» INPUT:
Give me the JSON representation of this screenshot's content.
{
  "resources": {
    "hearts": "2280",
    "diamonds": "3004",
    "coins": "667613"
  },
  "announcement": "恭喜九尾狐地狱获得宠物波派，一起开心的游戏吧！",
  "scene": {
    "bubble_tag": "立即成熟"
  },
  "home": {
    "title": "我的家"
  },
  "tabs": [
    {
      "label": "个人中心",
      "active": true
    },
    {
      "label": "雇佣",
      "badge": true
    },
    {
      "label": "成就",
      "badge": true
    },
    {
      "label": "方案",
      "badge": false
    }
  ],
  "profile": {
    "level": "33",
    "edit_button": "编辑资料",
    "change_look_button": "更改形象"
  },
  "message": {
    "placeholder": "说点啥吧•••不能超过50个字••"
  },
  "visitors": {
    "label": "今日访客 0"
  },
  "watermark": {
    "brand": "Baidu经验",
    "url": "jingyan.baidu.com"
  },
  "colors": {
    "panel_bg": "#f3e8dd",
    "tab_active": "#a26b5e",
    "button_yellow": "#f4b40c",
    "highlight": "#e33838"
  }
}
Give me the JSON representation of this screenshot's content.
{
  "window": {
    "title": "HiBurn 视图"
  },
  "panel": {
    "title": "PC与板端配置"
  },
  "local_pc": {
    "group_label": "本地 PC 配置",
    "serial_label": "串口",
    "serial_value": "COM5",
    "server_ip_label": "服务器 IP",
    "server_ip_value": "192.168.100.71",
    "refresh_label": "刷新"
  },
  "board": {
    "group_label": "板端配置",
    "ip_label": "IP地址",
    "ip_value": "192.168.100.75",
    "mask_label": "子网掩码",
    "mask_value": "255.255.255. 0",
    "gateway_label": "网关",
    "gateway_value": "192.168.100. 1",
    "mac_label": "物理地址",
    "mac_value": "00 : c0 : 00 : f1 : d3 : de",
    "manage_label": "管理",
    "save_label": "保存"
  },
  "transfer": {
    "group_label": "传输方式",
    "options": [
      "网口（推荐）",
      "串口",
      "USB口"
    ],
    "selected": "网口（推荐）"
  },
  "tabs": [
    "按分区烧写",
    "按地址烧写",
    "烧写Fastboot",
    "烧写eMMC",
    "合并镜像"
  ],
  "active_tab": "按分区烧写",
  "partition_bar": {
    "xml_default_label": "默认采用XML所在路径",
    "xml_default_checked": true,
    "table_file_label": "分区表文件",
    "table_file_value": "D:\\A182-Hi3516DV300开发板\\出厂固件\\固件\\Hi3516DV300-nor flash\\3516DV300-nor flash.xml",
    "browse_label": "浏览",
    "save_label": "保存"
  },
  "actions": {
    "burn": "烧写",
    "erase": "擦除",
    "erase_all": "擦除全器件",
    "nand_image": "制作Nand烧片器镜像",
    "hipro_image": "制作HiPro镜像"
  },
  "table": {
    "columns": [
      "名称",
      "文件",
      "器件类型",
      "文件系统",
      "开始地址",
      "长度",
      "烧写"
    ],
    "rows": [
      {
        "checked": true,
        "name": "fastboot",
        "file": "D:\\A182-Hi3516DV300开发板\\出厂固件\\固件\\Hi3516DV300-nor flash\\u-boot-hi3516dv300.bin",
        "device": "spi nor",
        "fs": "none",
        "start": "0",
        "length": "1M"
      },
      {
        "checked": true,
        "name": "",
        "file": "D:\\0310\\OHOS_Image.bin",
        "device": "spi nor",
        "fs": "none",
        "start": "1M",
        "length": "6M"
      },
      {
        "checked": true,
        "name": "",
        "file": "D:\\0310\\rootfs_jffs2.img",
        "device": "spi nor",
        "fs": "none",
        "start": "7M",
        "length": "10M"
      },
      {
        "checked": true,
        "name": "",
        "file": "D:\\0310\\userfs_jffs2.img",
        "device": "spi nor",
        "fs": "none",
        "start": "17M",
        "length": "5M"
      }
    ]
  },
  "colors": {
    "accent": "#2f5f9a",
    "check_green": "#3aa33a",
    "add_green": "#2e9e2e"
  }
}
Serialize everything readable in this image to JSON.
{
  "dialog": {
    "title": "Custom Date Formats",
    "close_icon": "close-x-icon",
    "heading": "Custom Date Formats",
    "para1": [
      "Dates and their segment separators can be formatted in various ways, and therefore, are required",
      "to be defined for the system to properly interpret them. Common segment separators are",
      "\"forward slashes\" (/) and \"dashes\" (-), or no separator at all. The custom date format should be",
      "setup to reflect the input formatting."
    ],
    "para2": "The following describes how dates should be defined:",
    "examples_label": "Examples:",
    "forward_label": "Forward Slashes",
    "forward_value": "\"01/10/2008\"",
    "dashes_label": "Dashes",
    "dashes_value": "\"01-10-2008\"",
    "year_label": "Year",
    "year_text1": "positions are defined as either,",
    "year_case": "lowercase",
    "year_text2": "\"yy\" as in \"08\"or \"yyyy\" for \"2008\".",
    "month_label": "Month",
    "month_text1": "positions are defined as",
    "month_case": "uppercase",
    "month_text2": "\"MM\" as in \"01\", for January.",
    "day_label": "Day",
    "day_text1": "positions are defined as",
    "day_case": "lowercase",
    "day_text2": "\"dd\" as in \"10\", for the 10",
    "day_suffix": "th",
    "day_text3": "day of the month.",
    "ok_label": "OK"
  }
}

» WHAT IS ASKED: Could you reproduce every record above exactly as it appears?

» REPLY:
Give me the JSON representation of this screenshot's content.
{
  "resources": {
    "hearts": "2280",
    "diamonds": "3004",
    "coins": "667613"
  },
  "announcement": "恭喜九尾狐地狱获得宠物波派，一起开心的游戏吧！",
  "scene": {
    "bubble_tag": "立即成熟"
  },
  "home": {
    "title": "我的家"
  },
  "tabs": [
    {
      "label": "个人中心",
      "active": true
    },
    {
      "label": "雇佣",
      "badge": true
    },
    {
      "label": "成就",
      "badge": true
    },
    {
      "label": "方案",
      "badge": false
    }
  ],
  "profile": {
    "level": "33",
    "edit_button": "编辑资料",
    "change_look_button": "更改形象"
  },
  "message": {
    "placeholder": "说点啥吧•••不能超过50个字••"
  },
  "visitors": {
    "label": "今日访客 0"
  },
  "watermark": {
    "brand": "Baidu经验",
    "url": "jingyan.baidu.com"
  },
  "colors": {
    "panel_bg": "#f3e8dd",
    "tab_active": "#a26b5e",
    "button_yellow": "#f4b40c",
    "highlight": "#e33838"
  }
}
Give me the JSON representation of this screenshot's content.
{
  "window": {
    "title": "HiBurn 视图"
  },
  "panel": {
    "title": "PC与板端配置"
  },
  "local_pc": {
    "group_label": "本地 PC 配置",
    "serial_label": "串口",
    "serial_value": "COM5",
    "server_ip_label": "服务器 IP",
    "server_ip_value": "192.168.100.71",
    "refresh_label": "刷新"
  },
  "board": {
    "group_label": "板端配置",
    "ip_label": "IP地址",
    "ip_value": "192.168.100.75",
    "mask_label": "子网掩码",
    "mask_value": "255.255.255. 0",
    "gateway_label": "网关",
    "gateway_value": "192.168.100. 1",
    "mac_label": "物理地址",
    "mac_value": "00 : c0 : 00 : f1 : d3 : de",
    "manage_label": "管理",
    "save_label": "保存"
  },
  "transfer": {
    "group_label": "传输方式",
    "options": [
      "网口（推荐）",
      "串口",
      "USB口"
    ],
    "selected": "网口（推荐）"
  },
  "tabs": [
    "按分区烧写",
    "按地址烧写",
    "烧写Fastboot",
    "烧写eMMC",
    "合并镜像"
  ],
  "active_tab": "按分区烧写",
  "partition_bar": {
    "xml_default_label": "默认采用XML所在路径",
    "xml_default_checked": true,
    "table_file_label": "分区表文件",
    "table_file_value": "D:\\A182-Hi3516DV300开发板\\出厂固件\\固件\\Hi3516DV300-nor flash\\3516DV300-nor flash.xml",
    "browse_label": "浏览",
    "save_label": "保存"
  },
  "actions": {
    "burn": "烧写",
    "erase": "擦除",
    "erase_all": "擦除全器件",
    "nand_image": "制作Nand烧片器镜像",
    "hipro_image": "制作HiPro镜像"
  },
  "table": {
    "columns": [
      "名称",
      "文件",
      "器件类型",
      "文件系统",
      "开始地址",
      "长度",
      "烧写"
    ],
    "rows": [
      {
        "checked": true,
        "name": "fastboot",
        "file": "D:\\A182-Hi3516DV300开发板\\出厂固件\\固件\\Hi3516DV300-nor flash\\u-boot-hi3516dv300.bin",
        "device": "spi nor",
        "fs": "none",
        "start": "0",
        "length": "1M"
      },
      {
        "checked": true,
        "name": "",
        "file": "D:\\0310\\OHOS_Image.bin",
        "device": "spi nor",
        "fs": "none",
        "start": "1M",
        "length": "6M"
      },
      {
        "checked": true,
        "name": "",
        "file": "D:\\0310\\rootfs_jffs2.img",
        "device": "spi nor",
        "fs": "none",
        "start": "7M",
        "length": "10M"
      },
      {
        "checked": true,
        "name": "",
        "file": "D:\\0310\\userfs_jffs2.img",
        "device": "spi nor",
        "fs": "none",
        "start": "17M",
        "length": "5M"
      }
    ]
  },
  "colors": {
    "accent": "#2f5f9a",
    "check_green": "#3aa33a",
    "add_green": "#2e9e2e"
  }
}
Serialize everything readable in this image to JSON.
{
  "dialog": {
    "title": "Custom Date Formats",
    "close_icon": "close-x-icon",
    "heading": "Custom Date Formats",
    "para1": [
      "Dates and their segment separators can be formatted in various ways, and therefore, are required",
      "to be defined for the system to properly interpret them. Common segment separators are",
      "\"forward slashes\" (/) and \"dashes\" (-), or no separator at all. The custom date format should be",
      "setup to reflect the input formatting."
    ],
    "para2": "The following describes how dates should be defined:",
    "examples_label": "Examples:",
    "forward_label": "Forward Slashes",
    "forward_value": "\"01/10/2008\"",
    "dashes_label": "Dashes",
    "dashes_value": "\"01-10-2008\"",
    "year_label": "Year",
    "year_text1": "positions are defined as either,",
    "year_case": "lowercase",
    "year_text2": "\"yy\" as in \"08\"or \"yyyy\" for \"2008\".",
    "month_label": "Month",
    "month_text1": "positions are defined as",
    "month_case": "uppercase",
    "month_text2": "\"MM\" as in \"01\", for January.",
    "day_label": "Day",
    "day_text1": "positions are defined as",
    "day_case": "lowercase",
    "day_text2": "\"dd\" as in \"10\", for the 10",
    "day_suffix": "th",
    "day_text3": "day of the month.",
    "ok_label": "OK"
  }
}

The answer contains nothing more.